Instructions for the task ▸ Skip the images and return the records below exactly.

Dataset items ▸
******
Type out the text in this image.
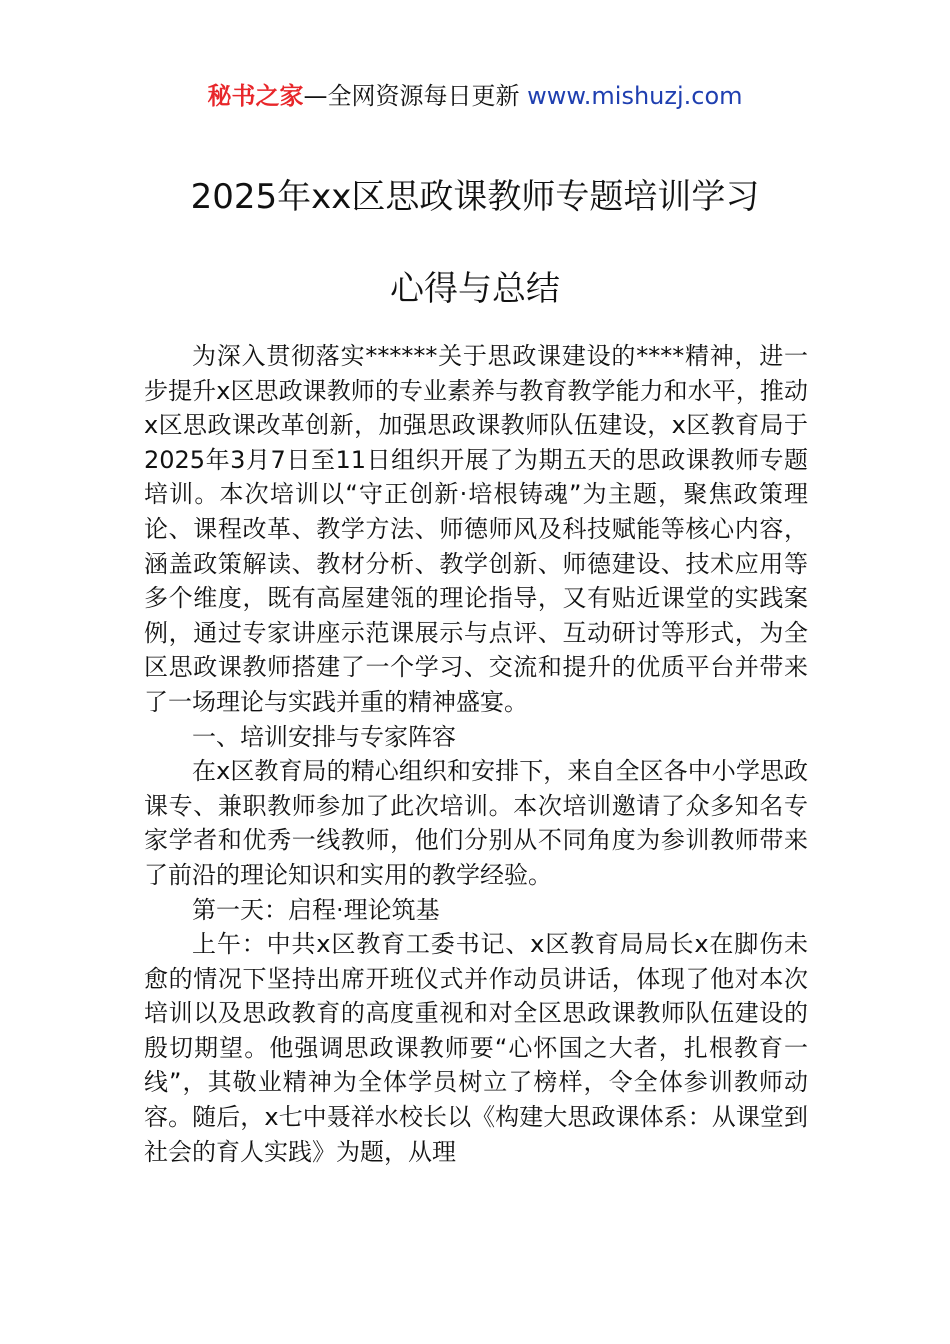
秘书之家—全网资源每日更新 www.mishuzj.com
2025年xx区思政课教师专题培训学习
心得与总结

为深入贯彻落实******关于思政课建设的****精神，进一步提升x区思政课教师的专业素养与教育教学能力和水平，推动x区思政课改革创新，加强思政课教师队伍建设，x区教育局于2025年3月7日至11日组织开展了为期五天的思政课教师专题培训。本次培训以“守正创新·培根铸魂”为主题，聚焦政策理论、课程改革、教学方法、师德师风及科技赋能等核心内容，涵盖政策解读、教材分析、教学创新、师德建设、技术应用等多个维度，既有高屋建瓴的理论指导，又有贴近课堂的实践案例，通过专家讲座示范课展示与点评、互动研讨等形式，为全区思政课教师搭建了一个学习、交流和提升的优质平台并带来了一场理论与实践并重的精神盛宴。

一、培训安排与专家阵容

在x区教育局的精心组织和安排下，来自全区各中小学思政课专、兼职教师参加了此次培训。本次培训邀请了众多知名专家学者和优秀一线教师，他们分别从不同角度为参训教师带来了前沿的理论知识和实用的教学经验。

第一天：启程·理论筑基

上午：中共x区教育工委书记、x区教育局局长x在脚伤未愈的情况下坚持出席开班仪式并作动员讲话，体现了他对本次培训以及思政教育的高度重视和对全区思政课教师队伍建设的殷切期望。他强调思政课教师要“心怀国之大者，扎根教育一线”，其敬业精神为全体学员树立了榜样，令全体参训教师动容。随后，x七中聂祥水校长以《构建大思政课体系：从课堂到社会的育人实践》为题，从理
******
Complete answer ▸
Type out the text in this image.
秘书之家—全网资源每日更新 www.mishuzj.com
2025年xx区思政课教师专题培训学习
心得与总结

为深入贯彻落实******关于思政课建设的****精神，进一步提升x区思政课教师的专业素养与教育教学能力和水平，推动x区思政课改革创新，加强思政课教师队伍建设，x区教育局于2025年3月7日至11日组织开展了为期五天的思政课教师专题培训。本次培训以“守正创新·培根铸魂”为主题，聚焦政策理论、课程改革、教学方法、师德师风及科技赋能等核心内容，涵盖政策解读、教材分析、教学创新、师德建设、技术应用等多个维度，既有高屋建瓴的理论指导，又有贴近课堂的实践案例，通过专家讲座示范课展示与点评、互动研讨等形式，为全区思政课教师搭建了一个学习、交流和提升的优质平台并带来了一场理论与实践并重的精神盛宴。

一、培训安排与专家阵容

在x区教育局的精心组织和安排下，来自全区各中小学思政课专、兼职教师参加了此次培训。本次培训邀请了众多知名专家学者和优秀一线教师，他们分别从不同角度为参训教师带来了前沿的理论知识和实用的教学经验。

第一天：启程·理论筑基

上午：中共x区教育工委书记、x区教育局局长x在脚伤未愈的情况下坚持出席开班仪式并作动员讲话，体现了他对本次培训以及思政教育的高度重视和对全区思政课教师队伍建设的殷切期望。他强调思政课教师要“心怀国之大者，扎根教育一线”，其敬业精神为全体学员树立了榜样，令全体参训教师动容。随后，x七中聂祥水校长以《构建大思政课体系：从课堂到社会的育人实践》为题，从理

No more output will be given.